SHORT PROBLEM: Provide an exact transcription of all the records.

--- Begin RECORDS FOR THE TASK ---

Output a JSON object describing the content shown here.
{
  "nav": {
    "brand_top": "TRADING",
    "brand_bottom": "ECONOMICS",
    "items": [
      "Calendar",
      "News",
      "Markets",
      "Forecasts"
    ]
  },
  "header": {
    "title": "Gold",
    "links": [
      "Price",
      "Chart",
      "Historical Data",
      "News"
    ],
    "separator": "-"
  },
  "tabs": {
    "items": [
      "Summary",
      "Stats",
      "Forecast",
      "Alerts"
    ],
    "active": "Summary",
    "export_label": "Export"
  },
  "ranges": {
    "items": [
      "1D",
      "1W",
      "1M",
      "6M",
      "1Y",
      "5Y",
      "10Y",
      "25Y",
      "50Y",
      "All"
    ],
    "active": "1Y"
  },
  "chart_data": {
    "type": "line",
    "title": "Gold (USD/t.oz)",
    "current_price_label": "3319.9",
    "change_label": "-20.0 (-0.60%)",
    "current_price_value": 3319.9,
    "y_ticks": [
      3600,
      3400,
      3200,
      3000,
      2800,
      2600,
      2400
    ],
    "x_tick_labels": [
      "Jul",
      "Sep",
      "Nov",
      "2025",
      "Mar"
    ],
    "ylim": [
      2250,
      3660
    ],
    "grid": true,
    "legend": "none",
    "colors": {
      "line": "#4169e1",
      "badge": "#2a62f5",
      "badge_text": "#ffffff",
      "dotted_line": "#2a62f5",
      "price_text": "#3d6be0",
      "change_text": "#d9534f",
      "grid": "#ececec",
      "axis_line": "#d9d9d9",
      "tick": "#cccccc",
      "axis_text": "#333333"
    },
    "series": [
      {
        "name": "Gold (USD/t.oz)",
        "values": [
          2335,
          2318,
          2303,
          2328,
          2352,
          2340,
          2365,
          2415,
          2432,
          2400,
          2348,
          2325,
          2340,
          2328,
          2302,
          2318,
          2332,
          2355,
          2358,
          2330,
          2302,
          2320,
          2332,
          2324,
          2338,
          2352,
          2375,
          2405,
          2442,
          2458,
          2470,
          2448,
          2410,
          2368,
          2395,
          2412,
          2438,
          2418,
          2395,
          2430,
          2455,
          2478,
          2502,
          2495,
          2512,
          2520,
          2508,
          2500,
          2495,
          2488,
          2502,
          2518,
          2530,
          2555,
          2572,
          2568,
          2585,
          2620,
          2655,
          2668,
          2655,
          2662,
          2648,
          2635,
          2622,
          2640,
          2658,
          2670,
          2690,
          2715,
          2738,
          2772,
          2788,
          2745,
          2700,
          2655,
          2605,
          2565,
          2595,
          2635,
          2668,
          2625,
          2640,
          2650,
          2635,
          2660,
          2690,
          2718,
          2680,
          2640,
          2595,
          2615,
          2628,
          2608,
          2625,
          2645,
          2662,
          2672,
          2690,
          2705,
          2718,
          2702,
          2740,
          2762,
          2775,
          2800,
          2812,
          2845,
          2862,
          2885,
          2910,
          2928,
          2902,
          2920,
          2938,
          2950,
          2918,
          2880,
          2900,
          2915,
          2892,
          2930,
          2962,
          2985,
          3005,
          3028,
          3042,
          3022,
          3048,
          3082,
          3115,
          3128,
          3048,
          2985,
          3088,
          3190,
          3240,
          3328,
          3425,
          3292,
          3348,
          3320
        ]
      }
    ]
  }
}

--- End RECORDS FOR THE TASK ---

TASK SOLUTION:
Output a JSON object describing the content shown here.
{
  "nav": {
    "brand_top": "TRADING",
    "brand_bottom": "ECONOMICS",
    "items": [
      "Calendar",
      "News",
      "Markets",
      "Forecasts"
    ]
  },
  "header": {
    "title": "Gold",
    "links": [
      "Price",
      "Chart",
      "Historical Data",
      "News"
    ],
    "separator": "-"
  },
  "tabs": {
    "items": [
      "Summary",
      "Stats",
      "Forecast",
      "Alerts"
    ],
    "active": "Summary",
    "export_label": "Export"
  },
  "ranges": {
    "items": [
      "1D",
      "1W",
      "1M",
      "6M",
      "1Y",
      "5Y",
      "10Y",
      "25Y",
      "50Y",
      "All"
    ],
    "active": "1Y"
  },
  "chart_data": {
    "type": "line",
    "title": "Gold (USD/t.oz)",
    "current_price_label": "3319.9",
    "change_label": "-20.0 (-0.60%)",
    "current_price_value": 3319.9,
    "y_ticks": [
      3600,
      3400,
      3200,
      3000,
      2800,
      2600,
      2400
    ],
    "x_tick_labels": [
      "Jul",
      "Sep",
      "Nov",
      "2025",
      "Mar"
    ],
    "ylim": [
      2250,
      3660
    ],
    "grid": true,
    "legend": "none",
    "colors": {
      "line": "#4169e1",
      "badge": "#2a62f5",
      "badge_text": "#ffffff",
      "dotted_line": "#2a62f5",
      "price_text": "#3d6be0",
      "change_text": "#d9534f",
      "grid": "#ececec",
      "axis_line": "#d9d9d9",
      "tick": "#cccccc",
      "axis_text": "#333333"
    },
    "series": [
      {
        "name": "Gold (USD/t.oz)",
        "values": [
          2335,
          2318,
          2303,
          2328,
          2352,
          2340,
          2365,
          2415,
          2432,
          2400,
          2348,
          2325,
          2340,
          2328,
          2302,
          2318,
          2332,
          2355,
          2358,
          2330,
          2302,
          2320,
          2332,
          2324,
          2338,
          2352,
          2375,
          2405,
          2442,
          2458,
          2470,
          2448,
          2410,
          2368,
          2395,
          2412,
          2438,
          2418,
          2395,
          2430,
          2455,
          2478,
          2502,
          2495,
          2512,
          2520,
          2508,
          2500,
          2495,
          2488,
          2502,
          2518,
          2530,
          2555,
          2572,
          2568,
          2585,
          2620,
          2655,
          2668,
          2655,
          2662,
          2648,
          2635,
          2622,
          2640,
          2658,
          2670,
          2690,
          2715,
          2738,
          2772,
          2788,
          2745,
          2700,
          2655,
          2605,
          2565,
          2595,
          2635,
          2668,
          2625,
          2640,
          2650,
          2635,
          2660,
          2690,
          2718,
          2680,
          2640,
          2595,
          2615,
          2628,
          2608,
          2625,
          2645,
          2662,
          2672,
          2690,
          2705,
          2718,
          2702,
          2740,
          2762,
          2775,
          2800,
          2812,
          2845,
          2862,
          2885,
          2910,
          2928,
          2902,
          2920,
          2938,
          2950,
          2918,
          2880,
          2900,
          2915,
          2892,
          2930,
          2962,
          2985,
          3005,
          3028,
          3042,
          3022,
          3048,
          3082,
          3115,
          3128,
          3048,
          2985,
          3088,
          3190,
          3240,
          3328,
          3425,
          3292,
          3348,
          3320
        ]
      }
    ]
  }
}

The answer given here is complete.